** start Supplied information **

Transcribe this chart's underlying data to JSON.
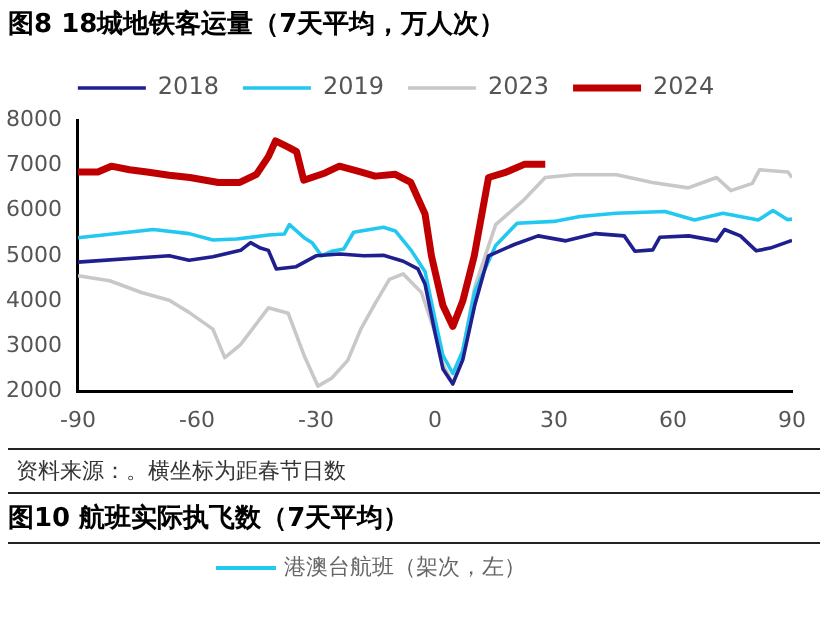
{
  "chart_data": [
    {
      "type": "line",
      "title": "图8 18城地铁客运量（7天平均，万人次）",
      "xlim": [
        -90,
        90
      ],
      "xticks": [
        -90,
        -60,
        -30,
        0,
        30,
        60,
        90
      ],
      "ylim": [
        2000,
        8000
      ],
      "yticks": [
        2000,
        3000,
        4000,
        5000,
        6000,
        7000,
        8000
      ],
      "grid": false,
      "legend": "top",
      "marker": "none",
      "line_style": "solid",
      "annotations": [
        "资料来源：。横坐标为距春节日数"
      ],
      "series": [
        {
          "name": "2018",
          "color": "#1f1f8f",
          "x": [
            -90,
            -67,
            -62,
            -56,
            -49,
            -46.5,
            -44,
            -42,
            -40,
            -35,
            -30,
            -24,
            -18,
            -13,
            -8,
            -4.3,
            -2.5,
            0,
            2,
            4.5,
            7,
            10,
            13.5,
            20,
            26,
            33,
            40.5,
            47.7,
            50.4,
            54.9,
            56.7,
            64,
            71,
            73,
            77,
            81,
            84.5,
            90
          ],
          "values": [
            4860,
            5000,
            4900,
            4980,
            5120,
            5290,
            5170,
            5120,
            4710,
            4760,
            5000,
            5040,
            5000,
            5010,
            4880,
            4710,
            4370,
            3300,
            2500,
            2170,
            2700,
            3900,
            5000,
            5250,
            5440,
            5330,
            5490,
            5440,
            5100,
            5130,
            5410,
            5440,
            5330,
            5580,
            5440,
            5110,
            5170,
            5340
          ]
        },
        {
          "name": "2019",
          "color": "#22c8f0",
          "x": [
            -90,
            -71,
            -62,
            -56,
            -50,
            -42,
            -38,
            -36.7,
            -33,
            -31,
            -28.6,
            -26,
            -23,
            -20.5,
            -13,
            -10,
            -6,
            -2.5,
            0,
            2,
            4.5,
            7,
            10,
            15.3,
            20.7,
            30,
            36.6,
            45.6,
            58,
            65.4,
            72.6,
            81.5,
            85.2,
            88.8,
            90
          ],
          "values": [
            5400,
            5580,
            5490,
            5350,
            5370,
            5460,
            5480,
            5690,
            5400,
            5290,
            5000,
            5100,
            5150,
            5520,
            5630,
            5550,
            5120,
            4650,
            3600,
            2800,
            2400,
            2900,
            4200,
            5230,
            5720,
            5760,
            5870,
            5940,
            5980,
            5790,
            5940,
            5790,
            6000,
            5800,
            5810
          ]
        },
        {
          "name": "2023",
          "color": "#c8c8c8",
          "x": [
            -90,
            -82,
            -74,
            -67,
            -62,
            -56,
            -53,
            -49,
            -42,
            -37,
            -33,
            -29.5,
            -26,
            -22,
            -18.7,
            -15,
            -11.5,
            -8,
            -3.4,
            0,
            2,
            4.5,
            7,
            10,
            15.3,
            22,
            27.8,
            35,
            45.8,
            54.8,
            63.8,
            71,
            74.6,
            80,
            81.8,
            89,
            90
          ],
          "values": [
            4560,
            4450,
            4190,
            4020,
            3750,
            3380,
            2750,
            3040,
            3850,
            3730,
            2800,
            2120,
            2300,
            2690,
            3380,
            3960,
            4480,
            4600,
            4190,
            3300,
            2600,
            2170,
            2900,
            4300,
            5690,
            6200,
            6730,
            6790,
            6790,
            6620,
            6500,
            6730,
            6440,
            6600,
            6900,
            6850,
            6730
          ]
        },
        {
          "name": "2024",
          "color": "#c00000",
          "x": [
            -90,
            -85,
            -81.6,
            -77,
            -72.6,
            -67,
            -61.8,
            -54.6,
            -49.2,
            -45,
            -42,
            -40.2,
            -37,
            -34.9,
            -33.1,
            -27.7,
            -24.1,
            -19,
            -15.1,
            -10,
            -6.1,
            -2.5,
            -0.9,
            2,
            4.5,
            7,
            9.9,
            13.5,
            18,
            22.5,
            27.8
          ],
          "values": [
            6850,
            6850,
            6980,
            6900,
            6850,
            6780,
            6730,
            6620,
            6620,
            6800,
            7190,
            7540,
            7400,
            7300,
            6670,
            6830,
            6980,
            6860,
            6760,
            6800,
            6620,
            5920,
            5000,
            3900,
            3440,
            4000,
            5000,
            6730,
            6850,
            7020,
            7020
          ]
        }
      ]
    },
    {
      "type": "other",
      "title": "图10 航班实际执飞数（7天平均）",
      "annotations": [
        "港澳台航班（架次，左）"
      ]
    }
  ]
}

** end Supplied information **

* Problem description
Look through the material above and pick out each line holding the word "color".

* Output of the exercise
          "color": "#1f1f8f",
          "color": "#22c8f0",
          "color": "#c8c8c8",
          "color": "#c00000",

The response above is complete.